Give the number of lines holding the string "intro" and nothing more.

------ DATASET ENTRIES

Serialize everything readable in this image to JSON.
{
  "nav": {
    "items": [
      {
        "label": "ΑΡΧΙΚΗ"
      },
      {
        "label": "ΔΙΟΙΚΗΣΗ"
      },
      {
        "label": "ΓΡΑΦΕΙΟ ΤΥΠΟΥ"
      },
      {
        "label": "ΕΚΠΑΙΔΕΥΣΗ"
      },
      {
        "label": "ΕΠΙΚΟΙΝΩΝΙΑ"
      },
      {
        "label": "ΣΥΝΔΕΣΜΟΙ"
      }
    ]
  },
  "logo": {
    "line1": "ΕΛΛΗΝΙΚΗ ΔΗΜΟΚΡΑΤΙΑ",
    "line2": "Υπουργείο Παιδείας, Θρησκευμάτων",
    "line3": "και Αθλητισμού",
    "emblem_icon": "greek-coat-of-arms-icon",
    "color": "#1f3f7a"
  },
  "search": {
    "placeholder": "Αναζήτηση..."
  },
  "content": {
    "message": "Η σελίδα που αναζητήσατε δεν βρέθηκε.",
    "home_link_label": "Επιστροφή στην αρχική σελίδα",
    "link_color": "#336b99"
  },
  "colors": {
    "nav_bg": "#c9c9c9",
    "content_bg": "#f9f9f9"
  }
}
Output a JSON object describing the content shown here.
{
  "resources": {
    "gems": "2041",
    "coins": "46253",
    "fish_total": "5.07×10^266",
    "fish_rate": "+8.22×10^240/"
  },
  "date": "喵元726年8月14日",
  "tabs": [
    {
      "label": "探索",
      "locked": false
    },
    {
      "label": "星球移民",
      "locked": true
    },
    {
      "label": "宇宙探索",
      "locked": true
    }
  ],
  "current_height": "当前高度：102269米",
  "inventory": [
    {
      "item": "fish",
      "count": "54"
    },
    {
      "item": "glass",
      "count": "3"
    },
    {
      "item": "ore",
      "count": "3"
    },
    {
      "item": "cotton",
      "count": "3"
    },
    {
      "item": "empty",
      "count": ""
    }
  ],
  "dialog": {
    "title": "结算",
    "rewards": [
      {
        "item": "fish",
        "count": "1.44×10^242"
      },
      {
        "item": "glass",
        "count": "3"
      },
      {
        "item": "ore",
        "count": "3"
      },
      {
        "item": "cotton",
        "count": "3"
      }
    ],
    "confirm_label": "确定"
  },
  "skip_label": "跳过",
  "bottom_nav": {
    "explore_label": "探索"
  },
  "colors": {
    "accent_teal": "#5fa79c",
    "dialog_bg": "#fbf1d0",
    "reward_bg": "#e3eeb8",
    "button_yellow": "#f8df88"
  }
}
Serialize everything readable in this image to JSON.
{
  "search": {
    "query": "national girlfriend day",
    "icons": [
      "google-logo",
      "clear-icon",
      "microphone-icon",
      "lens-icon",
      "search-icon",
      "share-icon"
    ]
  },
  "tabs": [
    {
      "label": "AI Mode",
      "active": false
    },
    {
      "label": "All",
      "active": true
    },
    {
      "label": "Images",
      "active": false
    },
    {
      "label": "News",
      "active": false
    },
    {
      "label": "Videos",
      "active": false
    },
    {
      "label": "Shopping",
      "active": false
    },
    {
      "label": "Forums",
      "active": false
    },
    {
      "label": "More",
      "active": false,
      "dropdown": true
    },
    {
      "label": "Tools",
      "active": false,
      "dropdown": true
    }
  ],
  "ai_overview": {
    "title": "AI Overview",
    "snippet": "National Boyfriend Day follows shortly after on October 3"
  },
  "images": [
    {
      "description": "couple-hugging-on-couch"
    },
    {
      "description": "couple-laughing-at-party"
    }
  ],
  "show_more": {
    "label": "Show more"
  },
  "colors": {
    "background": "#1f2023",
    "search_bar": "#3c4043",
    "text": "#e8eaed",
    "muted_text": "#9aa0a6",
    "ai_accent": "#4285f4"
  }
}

------------
------ DATASET ENTRIES

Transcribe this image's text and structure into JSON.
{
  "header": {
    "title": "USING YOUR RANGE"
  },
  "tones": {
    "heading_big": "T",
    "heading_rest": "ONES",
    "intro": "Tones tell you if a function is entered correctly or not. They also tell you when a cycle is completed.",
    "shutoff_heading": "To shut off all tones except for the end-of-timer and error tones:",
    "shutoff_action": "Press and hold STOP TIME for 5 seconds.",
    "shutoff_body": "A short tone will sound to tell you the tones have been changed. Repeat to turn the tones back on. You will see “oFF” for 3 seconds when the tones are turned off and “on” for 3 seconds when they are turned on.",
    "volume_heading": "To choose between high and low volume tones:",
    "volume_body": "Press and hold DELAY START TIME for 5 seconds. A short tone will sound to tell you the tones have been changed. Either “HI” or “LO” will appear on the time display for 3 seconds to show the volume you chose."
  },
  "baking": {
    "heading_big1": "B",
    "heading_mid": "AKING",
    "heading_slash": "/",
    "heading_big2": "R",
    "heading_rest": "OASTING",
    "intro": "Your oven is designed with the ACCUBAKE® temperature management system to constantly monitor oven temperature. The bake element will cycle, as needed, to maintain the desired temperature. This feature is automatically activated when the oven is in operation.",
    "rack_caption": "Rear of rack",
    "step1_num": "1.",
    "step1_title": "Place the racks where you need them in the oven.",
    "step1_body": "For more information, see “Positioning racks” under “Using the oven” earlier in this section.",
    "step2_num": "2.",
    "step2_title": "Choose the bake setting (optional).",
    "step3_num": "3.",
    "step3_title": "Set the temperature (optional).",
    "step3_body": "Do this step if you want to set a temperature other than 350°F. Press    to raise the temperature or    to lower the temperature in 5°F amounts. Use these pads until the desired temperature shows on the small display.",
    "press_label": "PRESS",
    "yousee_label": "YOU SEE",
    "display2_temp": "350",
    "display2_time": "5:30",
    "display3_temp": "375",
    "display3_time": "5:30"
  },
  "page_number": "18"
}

------------

__ANSWER__. 2